What this task involves: In the data below, find every line with the string "Delay" and pull it out.

The records:
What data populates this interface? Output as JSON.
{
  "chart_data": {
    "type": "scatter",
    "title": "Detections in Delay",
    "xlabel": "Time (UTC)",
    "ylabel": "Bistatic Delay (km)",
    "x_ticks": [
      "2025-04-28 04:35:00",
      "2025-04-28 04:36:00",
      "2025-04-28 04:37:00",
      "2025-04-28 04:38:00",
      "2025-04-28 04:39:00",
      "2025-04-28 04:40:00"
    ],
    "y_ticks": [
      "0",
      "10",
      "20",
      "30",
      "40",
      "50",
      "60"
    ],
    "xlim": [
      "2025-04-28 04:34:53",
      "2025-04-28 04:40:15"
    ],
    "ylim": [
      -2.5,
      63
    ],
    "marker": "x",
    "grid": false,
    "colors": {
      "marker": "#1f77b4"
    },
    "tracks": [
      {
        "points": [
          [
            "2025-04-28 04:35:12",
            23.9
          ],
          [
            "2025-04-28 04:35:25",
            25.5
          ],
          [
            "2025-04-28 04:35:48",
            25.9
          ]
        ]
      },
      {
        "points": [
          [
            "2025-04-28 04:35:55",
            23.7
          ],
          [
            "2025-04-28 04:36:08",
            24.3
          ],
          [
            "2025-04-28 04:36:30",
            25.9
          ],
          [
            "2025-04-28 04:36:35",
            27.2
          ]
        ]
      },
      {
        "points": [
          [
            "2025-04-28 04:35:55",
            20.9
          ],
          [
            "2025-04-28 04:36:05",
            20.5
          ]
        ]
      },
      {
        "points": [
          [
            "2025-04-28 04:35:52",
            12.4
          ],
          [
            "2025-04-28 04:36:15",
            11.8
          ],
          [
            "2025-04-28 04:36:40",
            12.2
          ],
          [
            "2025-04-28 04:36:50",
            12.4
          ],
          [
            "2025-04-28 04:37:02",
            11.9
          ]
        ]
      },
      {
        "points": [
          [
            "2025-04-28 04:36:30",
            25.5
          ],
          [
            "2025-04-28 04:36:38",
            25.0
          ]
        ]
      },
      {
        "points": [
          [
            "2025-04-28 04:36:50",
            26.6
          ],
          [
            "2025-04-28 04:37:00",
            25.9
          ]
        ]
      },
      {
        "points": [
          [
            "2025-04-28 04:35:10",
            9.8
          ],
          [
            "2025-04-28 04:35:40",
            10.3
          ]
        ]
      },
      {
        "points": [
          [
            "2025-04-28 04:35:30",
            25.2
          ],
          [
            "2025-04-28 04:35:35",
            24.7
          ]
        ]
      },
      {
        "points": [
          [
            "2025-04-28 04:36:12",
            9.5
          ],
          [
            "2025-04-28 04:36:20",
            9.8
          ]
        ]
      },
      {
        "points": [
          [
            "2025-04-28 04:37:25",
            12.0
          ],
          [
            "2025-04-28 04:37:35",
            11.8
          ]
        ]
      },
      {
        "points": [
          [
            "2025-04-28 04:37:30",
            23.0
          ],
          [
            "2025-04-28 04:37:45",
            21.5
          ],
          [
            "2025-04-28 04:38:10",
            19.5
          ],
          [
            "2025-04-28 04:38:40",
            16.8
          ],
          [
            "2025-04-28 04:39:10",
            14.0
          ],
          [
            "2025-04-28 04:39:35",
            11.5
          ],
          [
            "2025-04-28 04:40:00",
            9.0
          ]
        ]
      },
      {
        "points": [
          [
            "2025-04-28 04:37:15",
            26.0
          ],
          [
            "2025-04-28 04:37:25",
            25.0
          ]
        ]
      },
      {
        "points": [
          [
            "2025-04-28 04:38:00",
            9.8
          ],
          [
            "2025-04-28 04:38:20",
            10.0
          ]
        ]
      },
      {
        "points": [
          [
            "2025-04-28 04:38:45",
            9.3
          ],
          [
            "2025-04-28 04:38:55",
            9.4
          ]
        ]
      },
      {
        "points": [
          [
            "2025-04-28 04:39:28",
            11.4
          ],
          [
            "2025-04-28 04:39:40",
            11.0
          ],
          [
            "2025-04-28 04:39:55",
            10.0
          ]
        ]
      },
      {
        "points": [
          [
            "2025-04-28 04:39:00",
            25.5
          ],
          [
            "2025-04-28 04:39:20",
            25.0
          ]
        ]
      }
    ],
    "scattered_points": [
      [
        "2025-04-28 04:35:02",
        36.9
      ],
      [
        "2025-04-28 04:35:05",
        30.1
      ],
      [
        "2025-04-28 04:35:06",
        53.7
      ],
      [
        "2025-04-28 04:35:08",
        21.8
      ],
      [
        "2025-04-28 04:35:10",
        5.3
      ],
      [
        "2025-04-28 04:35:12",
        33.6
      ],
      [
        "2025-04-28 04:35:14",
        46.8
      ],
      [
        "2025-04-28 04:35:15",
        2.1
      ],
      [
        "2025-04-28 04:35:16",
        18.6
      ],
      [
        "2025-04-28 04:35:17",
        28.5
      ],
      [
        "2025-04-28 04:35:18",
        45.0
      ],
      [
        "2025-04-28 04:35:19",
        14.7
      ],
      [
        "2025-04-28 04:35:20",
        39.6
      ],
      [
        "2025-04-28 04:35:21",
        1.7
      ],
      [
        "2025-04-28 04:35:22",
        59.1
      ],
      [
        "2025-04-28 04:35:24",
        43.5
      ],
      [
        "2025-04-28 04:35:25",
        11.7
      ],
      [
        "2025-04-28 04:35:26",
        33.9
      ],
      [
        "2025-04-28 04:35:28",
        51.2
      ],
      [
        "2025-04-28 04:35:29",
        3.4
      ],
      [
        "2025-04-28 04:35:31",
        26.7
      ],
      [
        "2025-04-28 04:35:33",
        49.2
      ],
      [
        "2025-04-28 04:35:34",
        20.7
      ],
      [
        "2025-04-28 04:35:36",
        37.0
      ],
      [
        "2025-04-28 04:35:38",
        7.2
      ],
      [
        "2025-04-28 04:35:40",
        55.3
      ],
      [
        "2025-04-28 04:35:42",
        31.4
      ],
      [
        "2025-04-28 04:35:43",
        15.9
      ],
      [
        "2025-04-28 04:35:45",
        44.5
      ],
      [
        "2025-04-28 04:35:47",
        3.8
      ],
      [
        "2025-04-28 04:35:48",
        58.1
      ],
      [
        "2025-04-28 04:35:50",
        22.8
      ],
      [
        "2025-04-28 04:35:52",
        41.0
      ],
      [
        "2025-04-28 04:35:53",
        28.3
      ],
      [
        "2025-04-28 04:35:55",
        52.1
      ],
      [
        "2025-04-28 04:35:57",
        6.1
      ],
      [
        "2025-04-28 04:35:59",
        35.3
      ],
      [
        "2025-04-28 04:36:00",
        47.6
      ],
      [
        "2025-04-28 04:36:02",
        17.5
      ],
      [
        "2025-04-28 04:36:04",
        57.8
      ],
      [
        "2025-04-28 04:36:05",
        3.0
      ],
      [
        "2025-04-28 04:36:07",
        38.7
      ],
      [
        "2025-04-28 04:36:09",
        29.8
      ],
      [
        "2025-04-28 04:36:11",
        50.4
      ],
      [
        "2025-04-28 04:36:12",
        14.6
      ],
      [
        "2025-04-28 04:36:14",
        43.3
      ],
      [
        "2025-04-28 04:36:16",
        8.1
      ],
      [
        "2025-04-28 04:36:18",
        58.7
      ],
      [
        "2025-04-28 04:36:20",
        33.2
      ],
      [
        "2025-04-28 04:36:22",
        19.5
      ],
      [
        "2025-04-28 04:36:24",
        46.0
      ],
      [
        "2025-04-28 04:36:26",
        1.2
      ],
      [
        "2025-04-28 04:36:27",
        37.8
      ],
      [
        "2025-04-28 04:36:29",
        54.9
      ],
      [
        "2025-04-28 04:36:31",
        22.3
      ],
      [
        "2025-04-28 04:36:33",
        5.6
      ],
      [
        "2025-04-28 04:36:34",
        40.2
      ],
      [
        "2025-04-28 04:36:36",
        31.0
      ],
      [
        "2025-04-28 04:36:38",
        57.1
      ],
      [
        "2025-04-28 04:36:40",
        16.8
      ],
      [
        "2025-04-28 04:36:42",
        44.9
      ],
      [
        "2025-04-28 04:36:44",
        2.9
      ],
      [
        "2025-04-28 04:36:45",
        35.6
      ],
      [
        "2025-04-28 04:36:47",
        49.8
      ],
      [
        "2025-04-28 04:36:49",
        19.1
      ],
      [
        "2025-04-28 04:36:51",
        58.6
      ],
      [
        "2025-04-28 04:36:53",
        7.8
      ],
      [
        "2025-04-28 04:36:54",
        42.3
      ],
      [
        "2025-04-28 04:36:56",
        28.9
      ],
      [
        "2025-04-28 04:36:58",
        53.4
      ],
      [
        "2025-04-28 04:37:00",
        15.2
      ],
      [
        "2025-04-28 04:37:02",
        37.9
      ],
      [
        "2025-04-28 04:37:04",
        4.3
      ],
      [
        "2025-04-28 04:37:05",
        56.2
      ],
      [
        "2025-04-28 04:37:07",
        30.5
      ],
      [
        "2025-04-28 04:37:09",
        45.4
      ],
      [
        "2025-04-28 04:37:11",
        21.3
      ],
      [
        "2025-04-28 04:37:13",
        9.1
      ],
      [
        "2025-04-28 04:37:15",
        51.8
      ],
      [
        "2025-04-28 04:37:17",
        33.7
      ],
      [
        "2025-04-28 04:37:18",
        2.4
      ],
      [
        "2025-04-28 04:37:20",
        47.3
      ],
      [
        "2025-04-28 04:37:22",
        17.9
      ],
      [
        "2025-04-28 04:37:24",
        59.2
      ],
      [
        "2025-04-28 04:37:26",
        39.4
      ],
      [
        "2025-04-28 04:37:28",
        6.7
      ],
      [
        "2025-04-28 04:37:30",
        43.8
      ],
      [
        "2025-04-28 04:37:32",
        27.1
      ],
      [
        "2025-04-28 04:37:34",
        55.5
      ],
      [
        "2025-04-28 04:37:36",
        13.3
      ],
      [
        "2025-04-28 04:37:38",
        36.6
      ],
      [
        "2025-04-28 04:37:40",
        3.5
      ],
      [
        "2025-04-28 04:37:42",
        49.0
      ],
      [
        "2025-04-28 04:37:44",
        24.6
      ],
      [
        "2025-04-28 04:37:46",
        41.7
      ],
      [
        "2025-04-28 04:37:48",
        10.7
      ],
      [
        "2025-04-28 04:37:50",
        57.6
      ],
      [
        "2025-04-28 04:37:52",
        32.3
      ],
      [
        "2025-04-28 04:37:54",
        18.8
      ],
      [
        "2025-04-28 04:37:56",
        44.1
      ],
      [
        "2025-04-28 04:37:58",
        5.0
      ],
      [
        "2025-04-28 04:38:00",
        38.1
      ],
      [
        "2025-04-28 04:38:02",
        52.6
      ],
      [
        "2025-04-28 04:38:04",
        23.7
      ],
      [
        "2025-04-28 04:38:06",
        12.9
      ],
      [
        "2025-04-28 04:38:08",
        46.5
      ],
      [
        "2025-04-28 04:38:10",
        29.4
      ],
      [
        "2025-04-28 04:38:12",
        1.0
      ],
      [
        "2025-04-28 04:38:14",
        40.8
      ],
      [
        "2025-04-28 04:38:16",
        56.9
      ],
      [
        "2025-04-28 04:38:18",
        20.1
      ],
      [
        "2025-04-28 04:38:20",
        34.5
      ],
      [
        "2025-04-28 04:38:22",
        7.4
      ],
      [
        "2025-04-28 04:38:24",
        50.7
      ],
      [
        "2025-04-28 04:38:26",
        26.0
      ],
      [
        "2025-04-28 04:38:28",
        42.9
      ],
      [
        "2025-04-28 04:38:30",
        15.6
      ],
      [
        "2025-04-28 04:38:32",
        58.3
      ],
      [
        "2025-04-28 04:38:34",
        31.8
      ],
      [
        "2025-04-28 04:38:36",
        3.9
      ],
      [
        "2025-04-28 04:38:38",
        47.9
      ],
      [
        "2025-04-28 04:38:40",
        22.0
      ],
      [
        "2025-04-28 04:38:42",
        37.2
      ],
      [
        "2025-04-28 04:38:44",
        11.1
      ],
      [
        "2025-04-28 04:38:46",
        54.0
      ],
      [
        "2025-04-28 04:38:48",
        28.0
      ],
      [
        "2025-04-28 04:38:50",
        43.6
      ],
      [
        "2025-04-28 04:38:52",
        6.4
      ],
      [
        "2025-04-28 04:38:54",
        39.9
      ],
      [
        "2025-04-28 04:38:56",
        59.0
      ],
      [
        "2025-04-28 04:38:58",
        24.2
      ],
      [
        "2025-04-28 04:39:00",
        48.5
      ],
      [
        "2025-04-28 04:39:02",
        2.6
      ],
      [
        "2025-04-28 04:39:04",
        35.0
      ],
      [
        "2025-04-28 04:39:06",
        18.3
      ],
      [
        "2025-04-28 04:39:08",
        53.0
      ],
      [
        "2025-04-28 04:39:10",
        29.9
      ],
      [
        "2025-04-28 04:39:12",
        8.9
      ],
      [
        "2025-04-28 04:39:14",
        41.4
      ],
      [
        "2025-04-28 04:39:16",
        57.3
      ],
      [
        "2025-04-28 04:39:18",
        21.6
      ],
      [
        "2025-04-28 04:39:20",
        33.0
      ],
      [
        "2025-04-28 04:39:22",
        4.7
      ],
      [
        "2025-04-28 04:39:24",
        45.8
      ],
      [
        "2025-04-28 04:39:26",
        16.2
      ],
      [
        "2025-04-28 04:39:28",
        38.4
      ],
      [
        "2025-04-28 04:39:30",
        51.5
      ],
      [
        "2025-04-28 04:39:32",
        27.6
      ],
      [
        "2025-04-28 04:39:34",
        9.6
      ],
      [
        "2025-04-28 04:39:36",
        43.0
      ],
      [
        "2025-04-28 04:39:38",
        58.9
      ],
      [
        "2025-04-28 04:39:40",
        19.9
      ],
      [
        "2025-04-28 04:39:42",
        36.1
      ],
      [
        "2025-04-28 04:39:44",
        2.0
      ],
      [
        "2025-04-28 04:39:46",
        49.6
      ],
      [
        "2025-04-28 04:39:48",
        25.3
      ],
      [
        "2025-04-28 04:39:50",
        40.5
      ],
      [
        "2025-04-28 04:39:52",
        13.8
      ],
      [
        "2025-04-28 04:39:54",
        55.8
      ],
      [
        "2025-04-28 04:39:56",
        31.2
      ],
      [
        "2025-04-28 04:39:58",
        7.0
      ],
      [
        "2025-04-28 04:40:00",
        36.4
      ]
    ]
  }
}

Result of this exercise:
    "title": "Detections in Delay",
    "ylabel": "Bistatic Delay (km)",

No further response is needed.